● **Instructions for the task**:
Carry none of the pictures over; write out the complete data exactly.

┌──

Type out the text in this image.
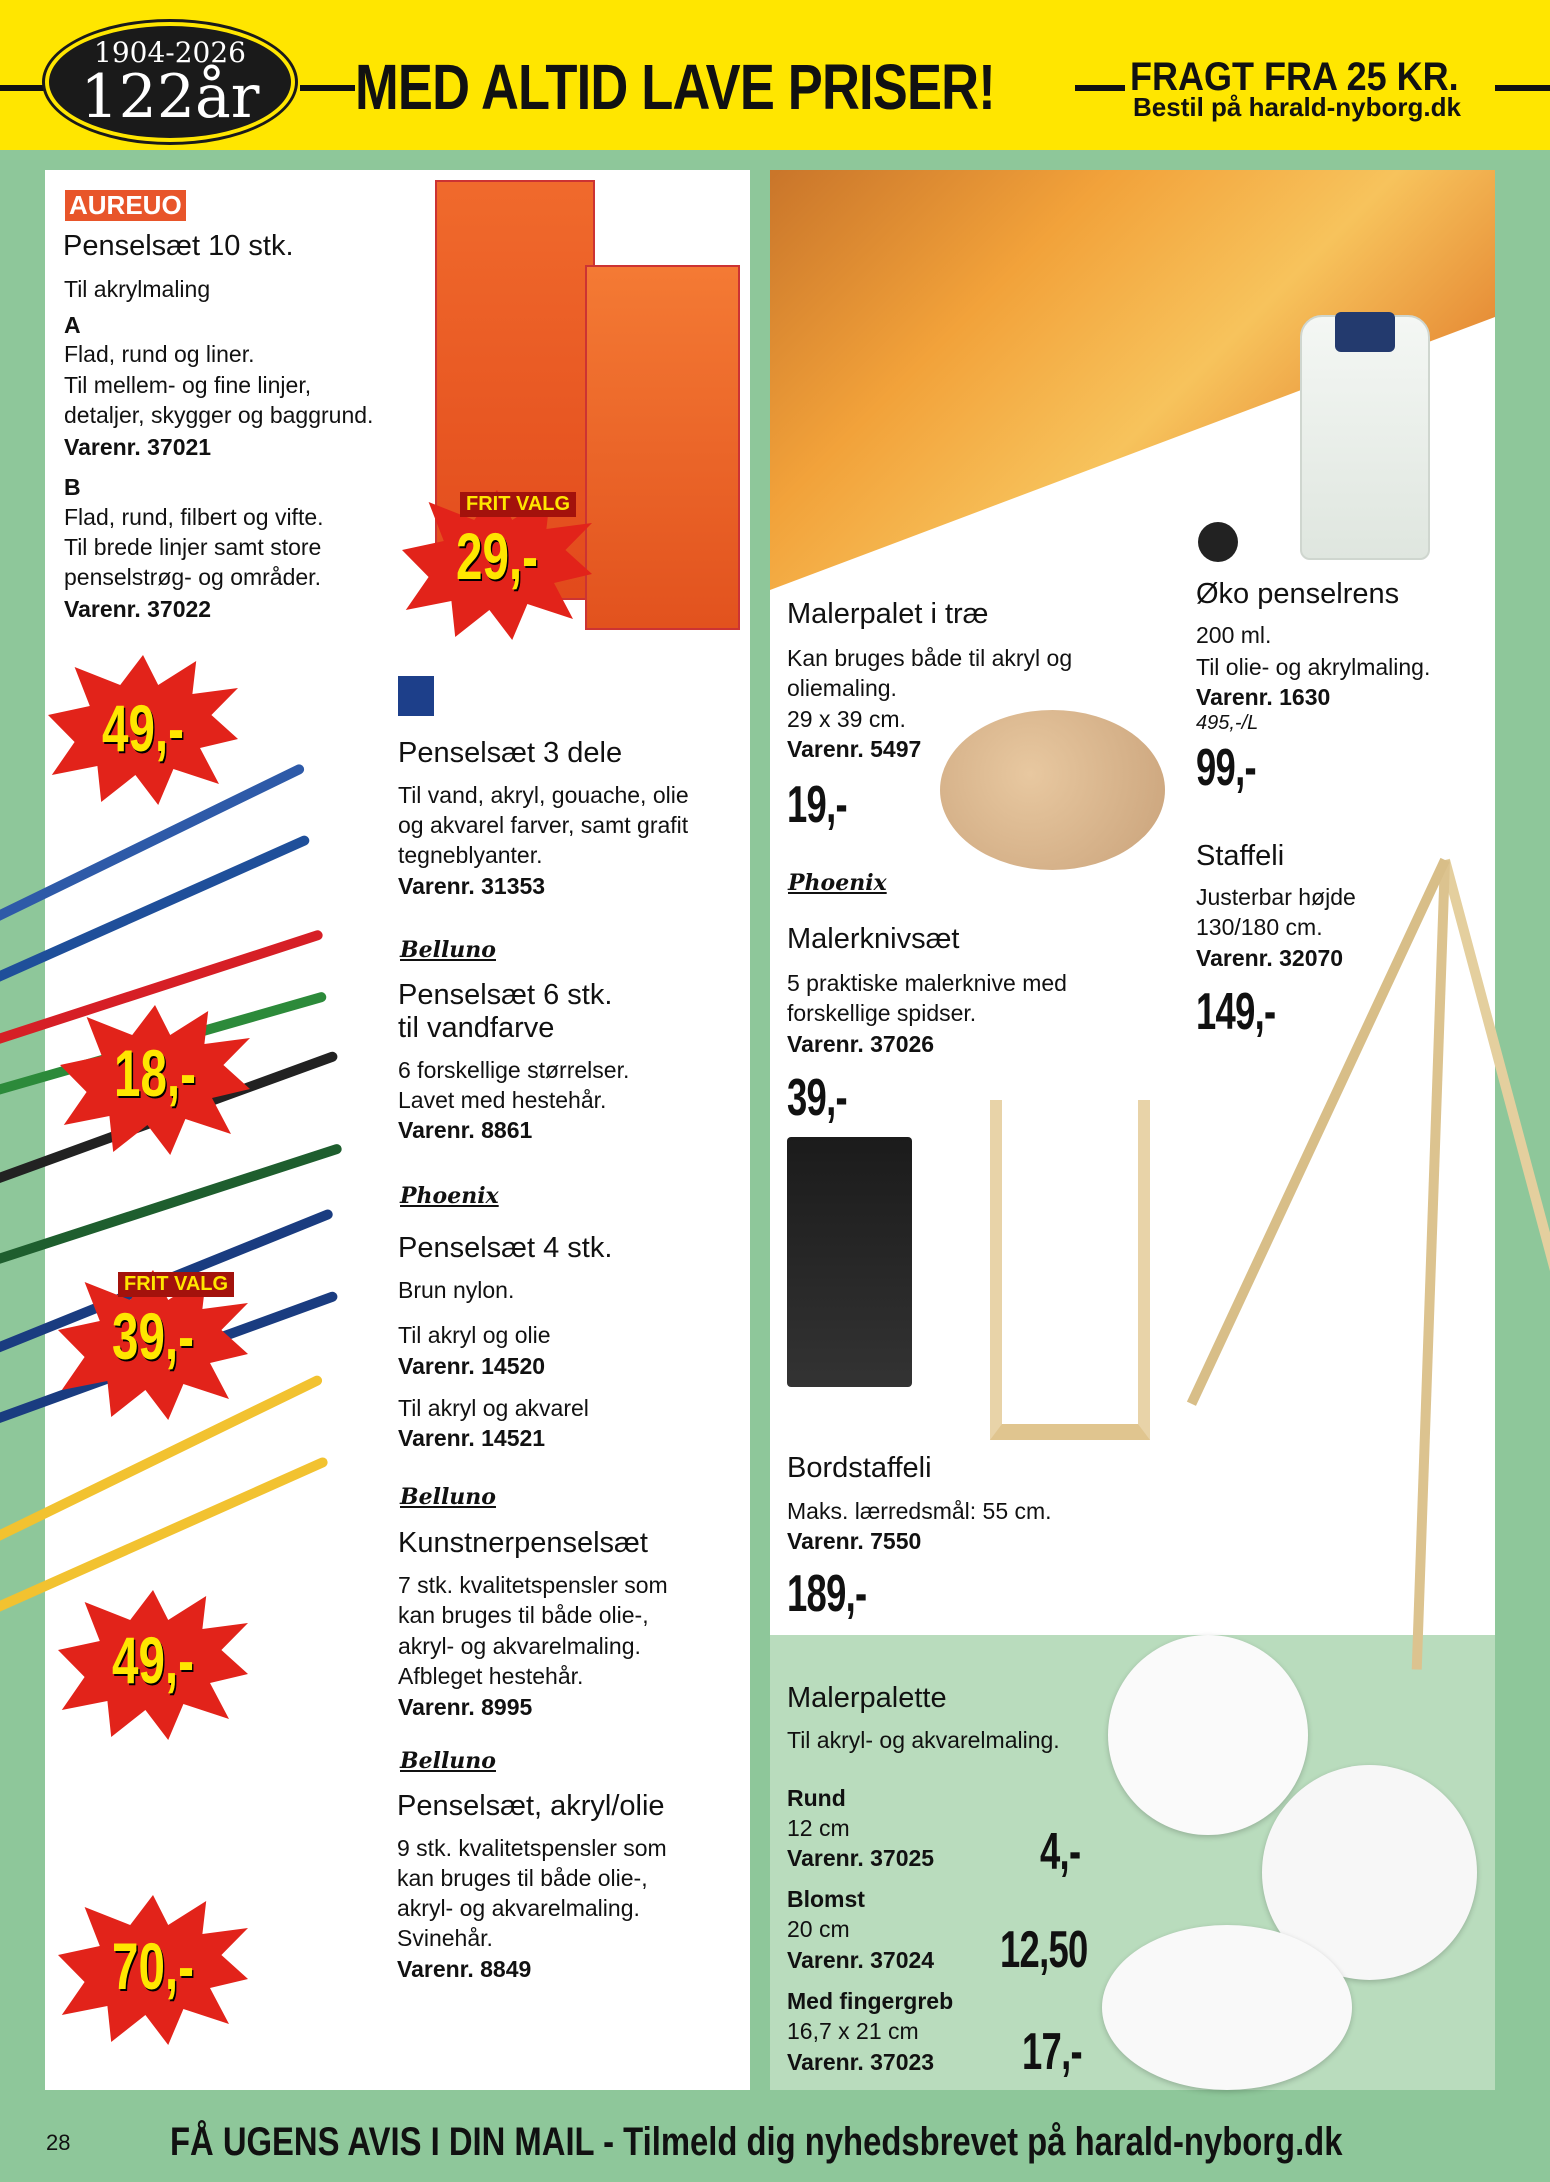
1904-2026
122år	MED ALTID LAVE PRISER!	FRAGT FRA 25 KR.
Bestil på harald-nyborg.dk
AUREUO
Penselsæt 10 stk.
Til akrylmaling
A
Flad, rund og liner.
Til mellem- og fine linjer,
detaljer, skygger og baggrund.
Varenr. 37021
B
Flad, rund, filbert og vifte.
Til brede linjer samt store
penselstrøg- og områder.
Varenr. 37022
FRIT VALG
29,-
Penselsæt 3 dele
Til vand, akryl, gouache, olie
og akvarel farver, samt grafit
tegneblyanter.
Varenr. 31353
49,-
Belluno
Penselsæt 6 stk.
til vandfarve
6 forskellige størrelser.
Lavet med hestehår.
Varenr. 8861
18,-
Phoenix
Penselsæt 4 stk.
Brun nylon.
Til akryl og olie
Varenr. 14520
Til akryl og akvarel
Varenr. 14521
FRIT VALG
39,-
Belluno
Kunstnerpenselsæt
7 stk. kvalitetspensler som
kan bruges til både olie-,
akryl- og akvarelmaling.
Afbleget hestehår.
Varenr. 8995
49,-
Belluno
Penselsæt, akryl/olie
9 stk. kvalitetspensler som
kan bruges til både olie-,
akryl- og akvarelmaling.
Svinehår.
Varenr. 8849
70,-
Malerpalet i træ
Kan bruges både til akryl og
oliemaling.
29 x 39 cm.
Varenr. 5497
19,-
Øko penselrens
200 ml.
Til olie- og akrylmaling.
Varenr. 1630
495,-/L
99,-
Phoenix
Malerknivsæt
5 praktiske malerknive med
forskellige spidser.
Varenr. 37026
39,-
Staffeli
Justerbar højde
130/180 cm.
Varenr. 32070
149,-
Bordstaffeli
Maks. lærredsmål: 55 cm.
Varenr. 7550
189,-
Malerpalette
Til akryl- og akvarelmaling.
Rund
12 cm
Varenr. 37025 4,-
Blomst
20 cm
Varenr. 37024 12,50
Med fingergreb
16,7 x 21 cm
Varenr. 37023 17,-
28 FÅ UGENS AVIS I DIN MAIL - Tilmeld dig nyhedsbrevet på harald-nyborg.dk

└──

● **Result of this exercise**:
Type out the text in this image.
1904-2026
122år	MED ALTID LAVE PRISER!	FRAGT FRA 25 KR.
Bestil på harald-nyborg.dk
AUREUO
Penselsæt 10 stk.
Til akrylmaling
A
Flad, rund og liner.
Til mellem- og fine linjer,
detaljer, skygger og baggrund.
Varenr. 37021
B
Flad, rund, filbert og vifte.
Til brede linjer samt store
penselstrøg- og områder.
Varenr. 37022
FRIT VALG
29,-
Penselsæt 3 dele
Til vand, akryl, gouache, olie
og akvarel farver, samt grafit
tegneblyanter.
Varenr. 31353
49,-
Belluno
Penselsæt 6 stk.
til vandfarve
6 forskellige størrelser.
Lavet med hestehår.
Varenr. 8861
18,-
Phoenix
Penselsæt 4 stk.
Brun nylon.
Til akryl og olie
Varenr. 14520
Til akryl og akvarel
Varenr. 14521
FRIT VALG
39,-
Belluno
Kunstnerpenselsæt
7 stk. kvalitetspensler som
kan bruges til både olie-,
akryl- og akvarelmaling.
Afbleget hestehår.
Varenr. 8995
49,-
Belluno
Penselsæt, akryl/olie
9 stk. kvalitetspensler som
kan bruges til både olie-,
akryl- og akvarelmaling.
Svinehår.
Varenr. 8849
70,-
Malerpalet i træ
Kan bruges både til akryl og
oliemaling.
29 x 39 cm.
Varenr. 5497
19,-
Øko penselrens
200 ml.
Til olie- og akrylmaling.
Varenr. 1630
495,-/L
99,-
Phoenix
Malerknivsæt
5 praktiske malerknive med
forskellige spidser.
Varenr. 37026
39,-
Staffeli
Justerbar højde
130/180 cm.
Varenr. 32070
149,-
Bordstaffeli
Maks. lærredsmål: 55 cm.
Varenr. 7550
189,-
Malerpalette
Til akryl- og akvarelmaling.
Rund
12 cm
Varenr. 37025 4,-
Blomst
20 cm
Varenr. 37024 12,50
Med fingergreb
16,7 x 21 cm
Varenr. 37023 17,-
28 FÅ UGENS AVIS I DIN MAIL - Tilmeld dig nyhedsbrevet på harald-nyborg.dk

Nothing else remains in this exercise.